#### [SET TASK]
Leave out the pictures and repeat the data exactly.

#### [GIVEN RECORDS]
____
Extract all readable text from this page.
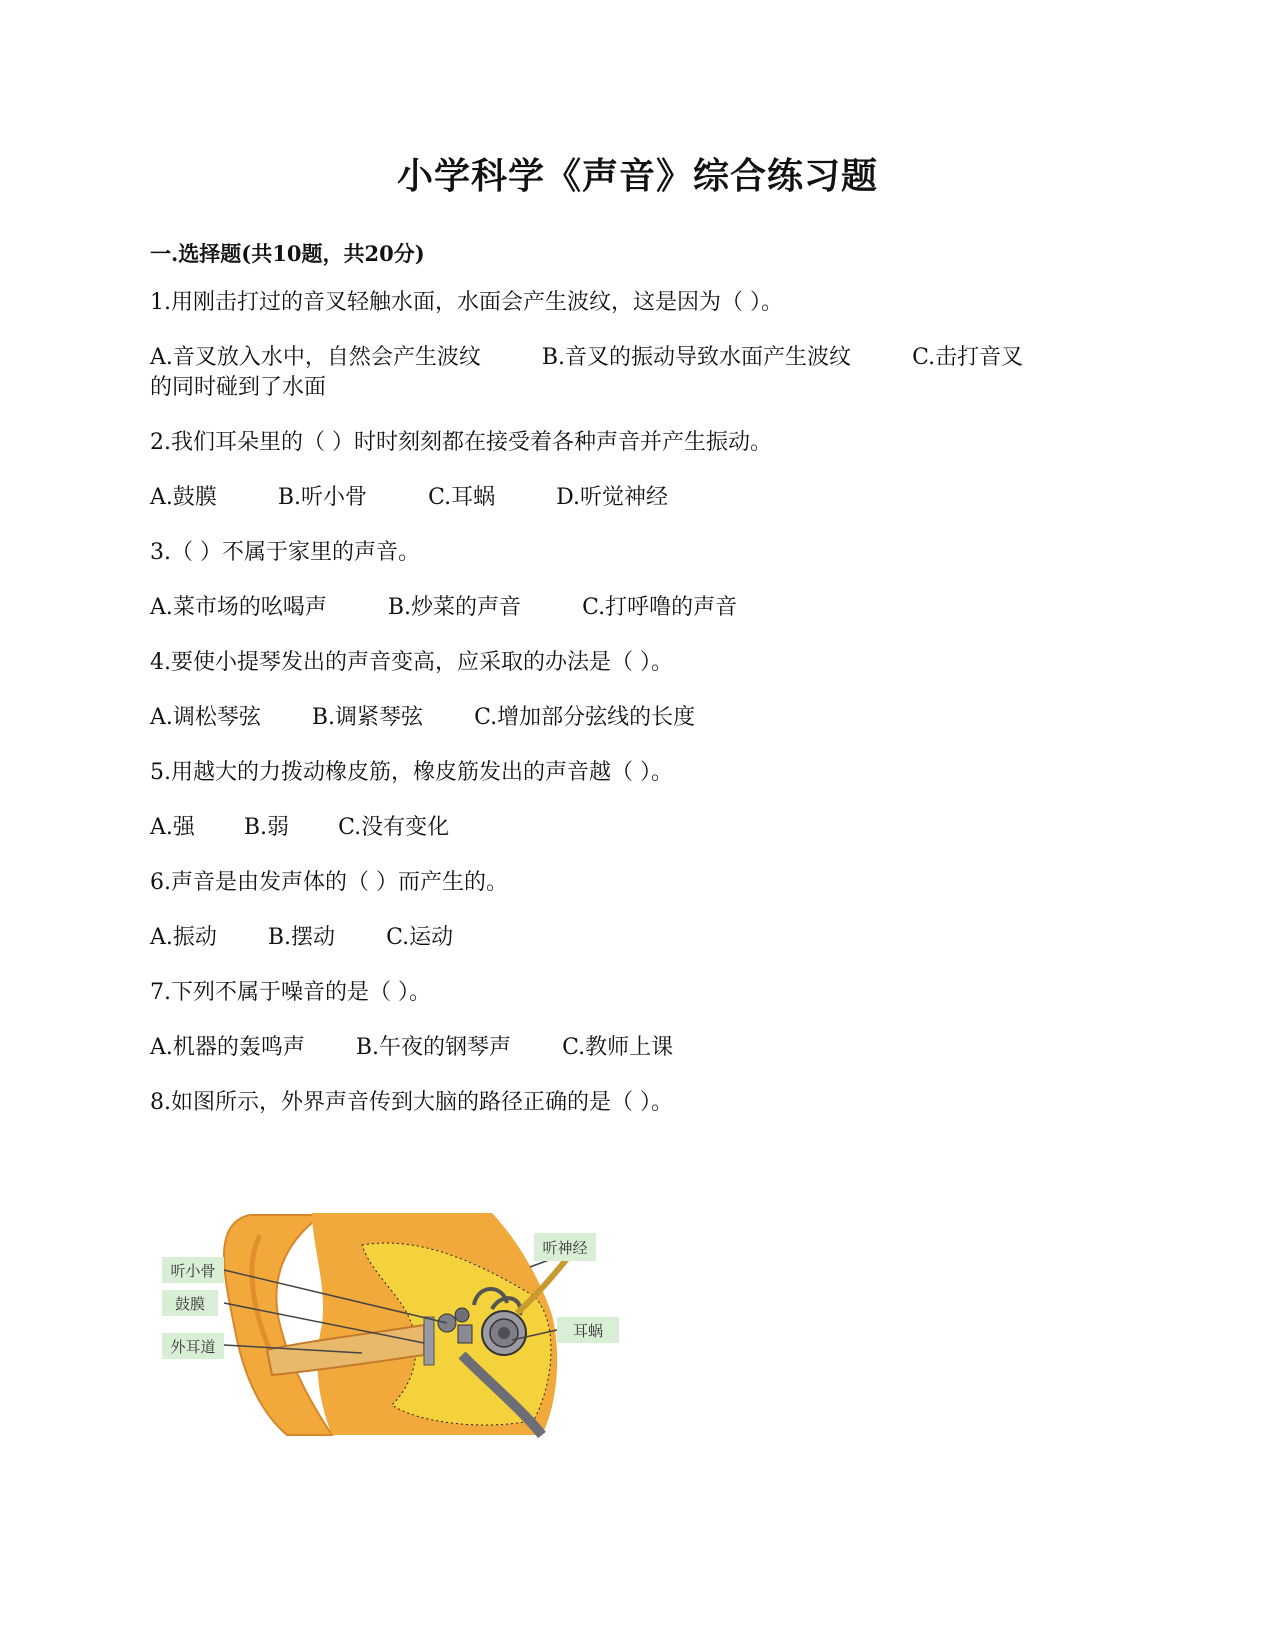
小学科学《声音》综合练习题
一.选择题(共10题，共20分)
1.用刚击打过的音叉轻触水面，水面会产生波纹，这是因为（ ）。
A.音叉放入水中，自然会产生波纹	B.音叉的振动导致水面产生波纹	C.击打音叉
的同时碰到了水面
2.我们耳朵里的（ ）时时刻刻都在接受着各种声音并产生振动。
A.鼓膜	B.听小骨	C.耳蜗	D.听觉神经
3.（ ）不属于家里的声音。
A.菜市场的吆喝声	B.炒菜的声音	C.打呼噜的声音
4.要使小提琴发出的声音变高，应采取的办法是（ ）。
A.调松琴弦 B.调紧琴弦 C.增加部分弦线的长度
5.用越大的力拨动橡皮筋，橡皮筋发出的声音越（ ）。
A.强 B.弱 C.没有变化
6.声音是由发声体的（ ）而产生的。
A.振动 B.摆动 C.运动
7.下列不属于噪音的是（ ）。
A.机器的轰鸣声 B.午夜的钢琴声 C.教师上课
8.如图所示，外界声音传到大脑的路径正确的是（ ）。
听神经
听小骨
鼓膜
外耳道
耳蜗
____
#### [REPLY]
Extract all readable text from this page.
小学科学《声音》综合练习题
一.选择题(共10题，共20分)
1.用刚击打过的音叉轻触水面，水面会产生波纹，这是因为（ ）。
A.音叉放入水中，自然会产生波纹	B.音叉的振动导致水面产生波纹	C.击打音叉
的同时碰到了水面
2.我们耳朵里的（ ）时时刻刻都在接受着各种声音并产生振动。
A.鼓膜	B.听小骨	C.耳蜗	D.听觉神经
3.（ ）不属于家里的声音。
A.菜市场的吆喝声	B.炒菜的声音	C.打呼噜的声音
4.要使小提琴发出的声音变高，应采取的办法是（ ）。
A.调松琴弦 B.调紧琴弦 C.增加部分弦线的长度
5.用越大的力拨动橡皮筋，橡皮筋发出的声音越（ ）。
A.强 B.弱 C.没有变化
6.声音是由发声体的（ ）而产生的。
A.振动 B.摆动 C.运动
7.下列不属于噪音的是（ ）。
A.机器的轰鸣声 B.午夜的钢琴声 C.教师上课
8.如图所示，外界声音传到大脑的路径正确的是（ ）。
听神经
听小骨
鼓膜
外耳道
耳蜗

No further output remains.